### SHORT TASK 1
Reproduce the source data rows word for word, from the first row through the line that contains "point-estimate bbox=[180, 134, 190, 144]", with both ends included.

The Natural Language Toolkit (NLTK) is on of those amazing piece of Software that surprises us just by the fact that it works. Just Google it and be amazed!
Recently I found the module geograpy which extract geographical information (countries, regions and cities) from texts using NLTK.
So why not make a post with something I always wanted to try (NLTK), with something I like (maps)? First let's take a look at how geograpy
works.
import geograpy
text = "Paris is the city of love!"
places = geograpy.get_place_context(text=text)
places
Cool! We get a PlaceContext
object. Let's explore this object.
places.cities
places.countries
Anyone reading the phrase above knows I meant the mud tidal flat city of Lutetia and not the other two cities named Paris in USA and CA. That is a limitation of automated text parsers. They cannot interpret the context like humans do. Still... That is pretty amazing!
This gets even more complicated when the city name is British*. You'll get returns all over the Empire!
* Or maybe worse for Spanish names if geograpy could do other languages than English. Portuguese would be OK though. They made a habit of naming things using local features. There are no New Lisbon anywhere in Brazil.
city = "Victoria"
text = "How many countries with a city named {} can you find?".format(city)
places = geograpy.get_place_context(text=text)
countries = places.countries
print('Found {} countries for the city {}:\n{}'.format(len(countries), city, ', '.join(countries)))

Source data
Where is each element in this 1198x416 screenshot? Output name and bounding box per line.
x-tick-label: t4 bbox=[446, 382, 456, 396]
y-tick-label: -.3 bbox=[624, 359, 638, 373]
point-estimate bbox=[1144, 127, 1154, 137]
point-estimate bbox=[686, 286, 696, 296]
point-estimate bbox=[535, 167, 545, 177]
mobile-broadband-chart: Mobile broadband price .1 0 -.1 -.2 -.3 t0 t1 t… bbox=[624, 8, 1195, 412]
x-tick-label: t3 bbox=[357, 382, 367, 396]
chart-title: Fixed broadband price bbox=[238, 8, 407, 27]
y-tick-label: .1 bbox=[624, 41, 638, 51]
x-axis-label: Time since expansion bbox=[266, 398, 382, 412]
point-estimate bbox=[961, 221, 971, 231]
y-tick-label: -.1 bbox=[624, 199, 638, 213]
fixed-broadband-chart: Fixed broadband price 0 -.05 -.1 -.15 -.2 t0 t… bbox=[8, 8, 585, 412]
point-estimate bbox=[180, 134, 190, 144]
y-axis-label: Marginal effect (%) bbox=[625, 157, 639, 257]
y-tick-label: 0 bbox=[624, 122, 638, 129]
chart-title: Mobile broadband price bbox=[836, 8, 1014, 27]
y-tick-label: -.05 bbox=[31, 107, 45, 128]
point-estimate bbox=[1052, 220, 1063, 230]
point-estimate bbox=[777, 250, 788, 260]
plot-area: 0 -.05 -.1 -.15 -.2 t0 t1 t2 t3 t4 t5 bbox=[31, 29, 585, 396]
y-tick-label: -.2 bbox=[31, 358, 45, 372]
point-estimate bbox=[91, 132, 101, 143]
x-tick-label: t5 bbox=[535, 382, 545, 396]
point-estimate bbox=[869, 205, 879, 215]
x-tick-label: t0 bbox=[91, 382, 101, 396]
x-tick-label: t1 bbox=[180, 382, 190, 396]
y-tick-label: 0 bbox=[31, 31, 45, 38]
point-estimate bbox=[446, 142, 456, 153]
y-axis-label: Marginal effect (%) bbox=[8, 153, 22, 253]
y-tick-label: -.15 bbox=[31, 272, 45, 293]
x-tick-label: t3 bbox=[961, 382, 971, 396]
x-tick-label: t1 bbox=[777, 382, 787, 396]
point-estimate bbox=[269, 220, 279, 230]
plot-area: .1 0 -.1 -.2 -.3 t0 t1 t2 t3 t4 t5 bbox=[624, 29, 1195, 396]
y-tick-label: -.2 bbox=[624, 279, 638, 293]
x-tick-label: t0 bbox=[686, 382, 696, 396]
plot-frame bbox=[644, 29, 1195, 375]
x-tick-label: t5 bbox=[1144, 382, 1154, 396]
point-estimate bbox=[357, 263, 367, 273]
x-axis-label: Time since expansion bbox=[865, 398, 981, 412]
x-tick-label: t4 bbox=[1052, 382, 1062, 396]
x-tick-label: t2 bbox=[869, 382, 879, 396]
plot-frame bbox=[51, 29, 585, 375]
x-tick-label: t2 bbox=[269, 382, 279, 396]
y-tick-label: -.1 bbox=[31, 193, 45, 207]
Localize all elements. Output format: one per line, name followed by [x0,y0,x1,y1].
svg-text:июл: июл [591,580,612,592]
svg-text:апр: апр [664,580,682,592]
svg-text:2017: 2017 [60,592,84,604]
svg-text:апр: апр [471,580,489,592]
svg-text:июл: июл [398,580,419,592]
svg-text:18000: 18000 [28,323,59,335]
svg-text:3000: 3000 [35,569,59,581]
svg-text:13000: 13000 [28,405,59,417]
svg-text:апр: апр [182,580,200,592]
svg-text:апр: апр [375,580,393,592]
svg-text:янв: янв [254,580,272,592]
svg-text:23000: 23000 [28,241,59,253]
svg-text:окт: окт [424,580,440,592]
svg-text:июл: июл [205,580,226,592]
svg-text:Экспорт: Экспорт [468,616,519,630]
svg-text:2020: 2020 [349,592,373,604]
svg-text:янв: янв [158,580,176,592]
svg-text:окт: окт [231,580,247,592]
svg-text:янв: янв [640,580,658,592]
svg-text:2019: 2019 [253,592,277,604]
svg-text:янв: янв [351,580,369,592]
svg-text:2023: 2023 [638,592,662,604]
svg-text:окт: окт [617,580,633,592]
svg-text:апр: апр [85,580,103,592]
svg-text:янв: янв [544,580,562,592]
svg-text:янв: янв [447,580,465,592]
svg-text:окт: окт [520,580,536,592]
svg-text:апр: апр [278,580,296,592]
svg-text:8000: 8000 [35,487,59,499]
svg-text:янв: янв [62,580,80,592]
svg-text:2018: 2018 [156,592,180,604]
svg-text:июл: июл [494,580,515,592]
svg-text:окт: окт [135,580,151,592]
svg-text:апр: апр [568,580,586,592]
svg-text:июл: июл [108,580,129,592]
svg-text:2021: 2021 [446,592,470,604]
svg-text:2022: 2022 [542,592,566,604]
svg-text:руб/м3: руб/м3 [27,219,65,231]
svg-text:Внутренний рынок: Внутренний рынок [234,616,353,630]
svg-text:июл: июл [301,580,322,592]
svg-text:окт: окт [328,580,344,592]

### SHORT TASK 2
In the geograpy post, translate this sentence into Spanish: "That is a limitation of automated text parsers."

### OUTPUT 1
Where is each element in this 1198x416 screenshot? Output name and bounding box per line.
x-tick-label: t4 bbox=[446, 382, 456, 396]
y-tick-label: -.3 bbox=[624, 359, 638, 373]
point-estimate bbox=[1144, 127, 1154, 137]
point-estimate bbox=[686, 286, 696, 296]
point-estimate bbox=[535, 167, 545, 177]
mobile-broadband-chart: Mobile broadband price .1 0 -.1 -.2 -.3 t0 t1 t… bbox=[624, 8, 1195, 412]
x-tick-label: t3 bbox=[357, 382, 367, 396]
chart-title: Fixed broadband price bbox=[238, 8, 407, 27]
y-tick-label: .1 bbox=[624, 41, 638, 51]
x-axis-label: Time since expansion bbox=[266, 398, 382, 412]
point-estimate bbox=[961, 221, 971, 231]
y-tick-label: -.1 bbox=[624, 199, 638, 213]
fixed-broadband-chart: Fixed broadband price 0 -.05 -.1 -.15 -.2 t0 t… bbox=[8, 8, 585, 412]
point-estimate bbox=[180, 134, 190, 144]

### OUTPUT 2
Esa es una limitación de los analizadores de texto automatizados.